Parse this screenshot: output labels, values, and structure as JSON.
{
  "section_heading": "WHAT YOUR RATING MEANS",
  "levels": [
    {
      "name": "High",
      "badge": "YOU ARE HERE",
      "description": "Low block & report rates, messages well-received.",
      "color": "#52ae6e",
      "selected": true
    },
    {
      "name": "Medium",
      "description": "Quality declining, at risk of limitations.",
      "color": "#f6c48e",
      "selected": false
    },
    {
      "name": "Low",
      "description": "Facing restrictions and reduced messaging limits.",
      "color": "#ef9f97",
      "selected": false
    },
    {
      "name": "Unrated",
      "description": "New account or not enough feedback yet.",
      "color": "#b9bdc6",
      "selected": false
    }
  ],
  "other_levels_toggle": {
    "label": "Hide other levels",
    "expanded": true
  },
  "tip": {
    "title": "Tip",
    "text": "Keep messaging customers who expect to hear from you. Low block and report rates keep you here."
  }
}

## PROBLEM:
Output the entries exactly.

## THE COMPLETED TASK:
Parse this screenshot: output labels, values, and structure as JSON.
{
  "section_heading": "WHAT YOUR RATING MEANS",
  "levels": [
    {
      "name": "High",
      "badge": "YOU ARE HERE",
      "description": "Low block & report rates, messages well-received.",
      "color": "#52ae6e",
      "selected": true
    },
    {
      "name": "Medium",
      "description": "Quality declining, at risk of limitations.",
      "color": "#f6c48e",
      "selected": false
    },
    {
      "name": "Low",
      "description": "Facing restrictions and reduced messaging limits.",
      "color": "#ef9f97",
      "selected": false
    },
    {
      "name": "Unrated",
      "description": "New account or not enough feedback yet.",
      "color": "#b9bdc6",
      "selected": false
    }
  ],
  "other_levels_toggle": {
    "label": "Hide other levels",
    "expanded": true
  },
  "tip": {
    "title": "Tip",
    "text": "Keep messaging customers who expect to hear from you. Low block and report rates keep you here."
  }
}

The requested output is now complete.